Look through the listing below and report how many lines contain "Potential", as a bare number.
╭─ Exercise data
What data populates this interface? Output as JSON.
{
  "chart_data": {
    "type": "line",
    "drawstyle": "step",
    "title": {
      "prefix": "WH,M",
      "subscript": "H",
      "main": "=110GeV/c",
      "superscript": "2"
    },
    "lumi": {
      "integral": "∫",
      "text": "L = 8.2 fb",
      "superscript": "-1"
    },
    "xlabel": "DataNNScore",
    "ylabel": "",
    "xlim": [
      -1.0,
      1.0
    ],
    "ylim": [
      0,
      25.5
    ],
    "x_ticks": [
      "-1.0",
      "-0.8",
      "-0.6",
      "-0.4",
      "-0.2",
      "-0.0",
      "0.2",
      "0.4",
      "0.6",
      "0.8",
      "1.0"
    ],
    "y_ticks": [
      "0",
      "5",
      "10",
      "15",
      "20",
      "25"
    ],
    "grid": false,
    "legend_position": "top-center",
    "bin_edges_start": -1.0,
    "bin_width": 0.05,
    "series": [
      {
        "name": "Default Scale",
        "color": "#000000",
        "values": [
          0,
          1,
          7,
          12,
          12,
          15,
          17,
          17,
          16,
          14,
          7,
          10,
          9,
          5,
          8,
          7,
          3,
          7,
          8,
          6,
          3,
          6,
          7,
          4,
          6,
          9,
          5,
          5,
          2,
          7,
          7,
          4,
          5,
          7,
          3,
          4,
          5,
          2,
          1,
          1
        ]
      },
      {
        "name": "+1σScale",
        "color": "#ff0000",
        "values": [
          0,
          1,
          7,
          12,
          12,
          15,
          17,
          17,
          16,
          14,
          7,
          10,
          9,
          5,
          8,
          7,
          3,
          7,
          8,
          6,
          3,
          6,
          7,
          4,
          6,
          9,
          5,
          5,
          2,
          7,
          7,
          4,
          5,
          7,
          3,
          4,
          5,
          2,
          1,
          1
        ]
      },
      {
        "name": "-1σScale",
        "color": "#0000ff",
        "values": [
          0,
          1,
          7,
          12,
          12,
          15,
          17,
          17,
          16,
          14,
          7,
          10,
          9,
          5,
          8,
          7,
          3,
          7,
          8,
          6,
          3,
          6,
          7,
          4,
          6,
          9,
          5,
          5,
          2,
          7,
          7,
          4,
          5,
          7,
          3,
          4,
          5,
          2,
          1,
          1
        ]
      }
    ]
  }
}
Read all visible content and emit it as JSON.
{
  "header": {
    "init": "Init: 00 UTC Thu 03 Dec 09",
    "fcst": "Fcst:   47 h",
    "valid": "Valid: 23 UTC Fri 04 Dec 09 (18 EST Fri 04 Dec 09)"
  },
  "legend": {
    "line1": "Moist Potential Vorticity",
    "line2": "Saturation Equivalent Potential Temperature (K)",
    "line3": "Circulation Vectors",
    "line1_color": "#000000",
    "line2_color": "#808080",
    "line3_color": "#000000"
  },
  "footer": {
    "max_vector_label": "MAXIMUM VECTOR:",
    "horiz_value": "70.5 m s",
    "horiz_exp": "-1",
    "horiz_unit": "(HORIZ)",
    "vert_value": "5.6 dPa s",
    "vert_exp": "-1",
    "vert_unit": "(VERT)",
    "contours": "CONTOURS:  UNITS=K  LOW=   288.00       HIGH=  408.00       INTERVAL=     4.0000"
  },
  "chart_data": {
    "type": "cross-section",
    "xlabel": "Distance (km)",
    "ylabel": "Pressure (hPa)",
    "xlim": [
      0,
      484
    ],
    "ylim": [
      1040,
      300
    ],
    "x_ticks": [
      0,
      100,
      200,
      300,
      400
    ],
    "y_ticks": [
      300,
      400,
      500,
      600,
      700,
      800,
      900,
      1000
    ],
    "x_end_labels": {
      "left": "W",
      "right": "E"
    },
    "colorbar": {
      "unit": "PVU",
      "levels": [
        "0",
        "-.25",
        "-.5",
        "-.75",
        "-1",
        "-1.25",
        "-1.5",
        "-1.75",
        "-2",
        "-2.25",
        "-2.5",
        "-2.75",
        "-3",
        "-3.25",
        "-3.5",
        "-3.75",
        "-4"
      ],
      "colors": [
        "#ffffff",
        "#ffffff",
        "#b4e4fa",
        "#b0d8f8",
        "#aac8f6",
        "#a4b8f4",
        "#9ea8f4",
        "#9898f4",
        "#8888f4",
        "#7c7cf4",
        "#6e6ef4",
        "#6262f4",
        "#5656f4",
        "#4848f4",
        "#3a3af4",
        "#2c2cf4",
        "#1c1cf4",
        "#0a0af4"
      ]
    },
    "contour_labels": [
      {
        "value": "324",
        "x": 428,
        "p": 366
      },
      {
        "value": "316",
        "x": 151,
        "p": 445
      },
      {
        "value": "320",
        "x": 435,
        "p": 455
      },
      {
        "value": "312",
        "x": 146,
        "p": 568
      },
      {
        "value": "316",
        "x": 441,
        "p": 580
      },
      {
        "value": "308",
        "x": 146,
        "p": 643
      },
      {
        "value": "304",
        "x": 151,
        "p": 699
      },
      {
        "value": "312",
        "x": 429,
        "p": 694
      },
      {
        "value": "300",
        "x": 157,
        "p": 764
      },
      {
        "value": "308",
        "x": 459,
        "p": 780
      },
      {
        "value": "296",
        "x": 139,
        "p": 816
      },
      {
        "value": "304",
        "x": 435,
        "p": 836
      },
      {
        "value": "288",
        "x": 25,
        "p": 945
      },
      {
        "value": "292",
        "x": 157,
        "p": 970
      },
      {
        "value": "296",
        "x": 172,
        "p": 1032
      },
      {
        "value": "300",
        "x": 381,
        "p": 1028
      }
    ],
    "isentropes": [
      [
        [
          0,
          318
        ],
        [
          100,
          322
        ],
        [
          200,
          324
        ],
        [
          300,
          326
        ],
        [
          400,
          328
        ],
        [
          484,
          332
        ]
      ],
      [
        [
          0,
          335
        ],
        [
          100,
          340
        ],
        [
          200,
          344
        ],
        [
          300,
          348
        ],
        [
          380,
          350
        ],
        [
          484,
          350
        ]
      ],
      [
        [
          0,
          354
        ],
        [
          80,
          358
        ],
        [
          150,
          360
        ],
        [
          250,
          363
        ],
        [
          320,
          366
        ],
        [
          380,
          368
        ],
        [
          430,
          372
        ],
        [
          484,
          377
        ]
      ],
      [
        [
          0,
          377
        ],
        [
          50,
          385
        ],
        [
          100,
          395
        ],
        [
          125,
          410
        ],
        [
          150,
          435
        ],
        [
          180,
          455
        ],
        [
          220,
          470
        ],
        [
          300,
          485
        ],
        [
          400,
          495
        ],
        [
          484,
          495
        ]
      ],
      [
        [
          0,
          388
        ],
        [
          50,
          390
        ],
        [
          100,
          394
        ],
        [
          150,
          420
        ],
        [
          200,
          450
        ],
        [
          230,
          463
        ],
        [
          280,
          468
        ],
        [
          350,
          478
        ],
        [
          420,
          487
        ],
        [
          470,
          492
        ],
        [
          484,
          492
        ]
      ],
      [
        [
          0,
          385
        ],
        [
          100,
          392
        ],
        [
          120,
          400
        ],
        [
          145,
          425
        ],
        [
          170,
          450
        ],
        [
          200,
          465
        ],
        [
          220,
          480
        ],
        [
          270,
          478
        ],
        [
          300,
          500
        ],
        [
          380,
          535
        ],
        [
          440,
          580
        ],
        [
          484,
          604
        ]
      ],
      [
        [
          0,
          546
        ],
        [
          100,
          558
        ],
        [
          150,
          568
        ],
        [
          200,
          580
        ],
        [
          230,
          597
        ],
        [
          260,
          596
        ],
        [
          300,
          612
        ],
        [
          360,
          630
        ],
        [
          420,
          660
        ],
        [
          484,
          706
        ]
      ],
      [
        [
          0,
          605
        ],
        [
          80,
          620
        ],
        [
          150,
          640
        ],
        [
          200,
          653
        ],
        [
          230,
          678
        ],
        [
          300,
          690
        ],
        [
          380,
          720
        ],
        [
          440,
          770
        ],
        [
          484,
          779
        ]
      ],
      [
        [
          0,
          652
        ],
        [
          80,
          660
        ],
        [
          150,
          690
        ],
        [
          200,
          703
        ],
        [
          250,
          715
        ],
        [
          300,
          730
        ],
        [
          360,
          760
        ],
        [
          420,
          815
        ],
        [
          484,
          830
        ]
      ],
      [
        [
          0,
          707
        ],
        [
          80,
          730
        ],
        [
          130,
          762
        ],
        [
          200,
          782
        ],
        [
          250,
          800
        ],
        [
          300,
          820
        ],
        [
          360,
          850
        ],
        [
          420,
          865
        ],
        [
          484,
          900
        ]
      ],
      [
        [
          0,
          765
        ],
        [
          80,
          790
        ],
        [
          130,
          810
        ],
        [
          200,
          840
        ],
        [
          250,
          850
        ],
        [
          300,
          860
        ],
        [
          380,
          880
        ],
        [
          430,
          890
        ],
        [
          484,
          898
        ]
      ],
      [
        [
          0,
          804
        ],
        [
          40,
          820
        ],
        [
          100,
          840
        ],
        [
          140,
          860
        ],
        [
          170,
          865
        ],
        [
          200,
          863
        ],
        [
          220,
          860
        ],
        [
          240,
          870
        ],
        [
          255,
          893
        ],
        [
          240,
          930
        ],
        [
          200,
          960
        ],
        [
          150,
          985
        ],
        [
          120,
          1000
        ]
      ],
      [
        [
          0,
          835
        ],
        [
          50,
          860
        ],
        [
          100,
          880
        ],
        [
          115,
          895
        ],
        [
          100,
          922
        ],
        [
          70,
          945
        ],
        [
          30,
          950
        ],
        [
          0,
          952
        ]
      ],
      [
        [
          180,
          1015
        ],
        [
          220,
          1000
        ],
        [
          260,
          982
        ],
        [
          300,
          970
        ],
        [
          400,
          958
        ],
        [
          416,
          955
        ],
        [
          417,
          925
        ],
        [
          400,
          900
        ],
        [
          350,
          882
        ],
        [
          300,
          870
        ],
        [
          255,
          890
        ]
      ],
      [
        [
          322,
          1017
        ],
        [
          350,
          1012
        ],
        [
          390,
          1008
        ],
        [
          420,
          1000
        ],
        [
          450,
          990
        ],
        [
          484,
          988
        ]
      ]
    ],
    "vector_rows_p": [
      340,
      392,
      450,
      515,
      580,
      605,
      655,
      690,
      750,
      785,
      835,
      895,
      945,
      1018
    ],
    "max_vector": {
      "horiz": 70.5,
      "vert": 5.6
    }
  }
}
╰─
● **Solution below**: 2